#### Stored data

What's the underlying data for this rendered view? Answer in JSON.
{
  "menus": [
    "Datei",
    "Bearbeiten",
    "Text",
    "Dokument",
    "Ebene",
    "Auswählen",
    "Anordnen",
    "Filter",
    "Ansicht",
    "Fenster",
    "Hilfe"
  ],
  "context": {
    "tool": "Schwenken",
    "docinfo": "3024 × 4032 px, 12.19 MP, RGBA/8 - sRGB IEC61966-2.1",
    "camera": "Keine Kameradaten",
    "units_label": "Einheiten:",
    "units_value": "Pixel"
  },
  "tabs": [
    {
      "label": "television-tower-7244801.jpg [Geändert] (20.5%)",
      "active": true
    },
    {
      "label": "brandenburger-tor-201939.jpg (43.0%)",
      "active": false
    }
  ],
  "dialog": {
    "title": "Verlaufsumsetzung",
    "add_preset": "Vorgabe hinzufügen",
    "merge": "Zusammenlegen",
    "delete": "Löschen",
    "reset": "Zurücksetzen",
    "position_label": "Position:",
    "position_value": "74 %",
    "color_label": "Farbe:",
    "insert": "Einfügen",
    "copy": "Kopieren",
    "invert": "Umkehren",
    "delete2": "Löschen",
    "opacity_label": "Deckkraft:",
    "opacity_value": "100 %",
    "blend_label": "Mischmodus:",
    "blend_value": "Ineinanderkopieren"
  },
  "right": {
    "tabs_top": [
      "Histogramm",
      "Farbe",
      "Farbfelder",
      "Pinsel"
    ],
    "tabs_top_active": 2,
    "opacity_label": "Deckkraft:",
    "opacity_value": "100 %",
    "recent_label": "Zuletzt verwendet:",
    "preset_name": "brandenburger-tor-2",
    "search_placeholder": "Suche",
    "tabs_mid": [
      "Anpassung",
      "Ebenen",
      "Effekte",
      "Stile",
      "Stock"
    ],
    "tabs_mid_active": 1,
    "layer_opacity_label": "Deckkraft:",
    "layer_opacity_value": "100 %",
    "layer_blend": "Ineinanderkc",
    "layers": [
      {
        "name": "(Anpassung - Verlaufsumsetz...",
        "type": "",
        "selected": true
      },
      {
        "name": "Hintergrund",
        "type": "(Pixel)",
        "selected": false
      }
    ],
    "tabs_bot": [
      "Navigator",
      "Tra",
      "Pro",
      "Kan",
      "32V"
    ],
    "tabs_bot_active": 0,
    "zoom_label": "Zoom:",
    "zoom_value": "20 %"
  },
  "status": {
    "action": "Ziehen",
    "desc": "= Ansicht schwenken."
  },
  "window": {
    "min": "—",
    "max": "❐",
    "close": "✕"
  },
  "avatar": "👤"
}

#### GIVEN REQUEST
Reproduce the listing shown above in its entirety, exactly.

#### ANSWER TO THE TASK
What's the underlying data for this rendered view? Answer in JSON.
{
  "menus": [
    "Datei",
    "Bearbeiten",
    "Text",
    "Dokument",
    "Ebene",
    "Auswählen",
    "Anordnen",
    "Filter",
    "Ansicht",
    "Fenster",
    "Hilfe"
  ],
  "context": {
    "tool": "Schwenken",
    "docinfo": "3024 × 4032 px, 12.19 MP, RGBA/8 - sRGB IEC61966-2.1",
    "camera": "Keine Kameradaten",
    "units_label": "Einheiten:",
    "units_value": "Pixel"
  },
  "tabs": [
    {
      "label": "television-tower-7244801.jpg [Geändert] (20.5%)",
      "active": true
    },
    {
      "label": "brandenburger-tor-201939.jpg (43.0%)",
      "active": false
    }
  ],
  "dialog": {
    "title": "Verlaufsumsetzung",
    "add_preset": "Vorgabe hinzufügen",
    "merge": "Zusammenlegen",
    "delete": "Löschen",
    "reset": "Zurücksetzen",
    "position_label": "Position:",
    "position_value": "74 %",
    "color_label": "Farbe:",
    "insert": "Einfügen",
    "copy": "Kopieren",
    "invert": "Umkehren",
    "delete2": "Löschen",
    "opacity_label": "Deckkraft:",
    "opacity_value": "100 %",
    "blend_label": "Mischmodus:",
    "blend_value": "Ineinanderkopieren"
  },
  "right": {
    "tabs_top": [
      "Histogramm",
      "Farbe",
      "Farbfelder",
      "Pinsel"
    ],
    "tabs_top_active": 2,
    "opacity_label": "Deckkraft:",
    "opacity_value": "100 %",
    "recent_label": "Zuletzt verwendet:",
    "preset_name": "brandenburger-tor-2",
    "search_placeholder": "Suche",
    "tabs_mid": [
      "Anpassung",
      "Ebenen",
      "Effekte",
      "Stile",
      "Stock"
    ],
    "tabs_mid_active": 1,
    "layer_opacity_label": "Deckkraft:",
    "layer_opacity_value": "100 %",
    "layer_blend": "Ineinanderkc",
    "layers": [
      {
        "name": "(Anpassung - Verlaufsumsetz...",
        "type": "",
        "selected": true
      },
      {
        "name": "Hintergrund",
        "type": "(Pixel)",
        "selected": false
      }
    ],
    "tabs_bot": [
      "Navigator",
      "Tra",
      "Pro",
      "Kan",
      "32V"
    ],
    "tabs_bot_active": 0,
    "zoom_label": "Zoom:",
    "zoom_value": "20 %"
  },
  "status": {
    "action": "Ziehen",
    "desc": "= Ansicht schwenken."
  },
  "window": {
    "min": "—",
    "max": "❐",
    "close": "✕"
  },
  "avatar": "👤"
}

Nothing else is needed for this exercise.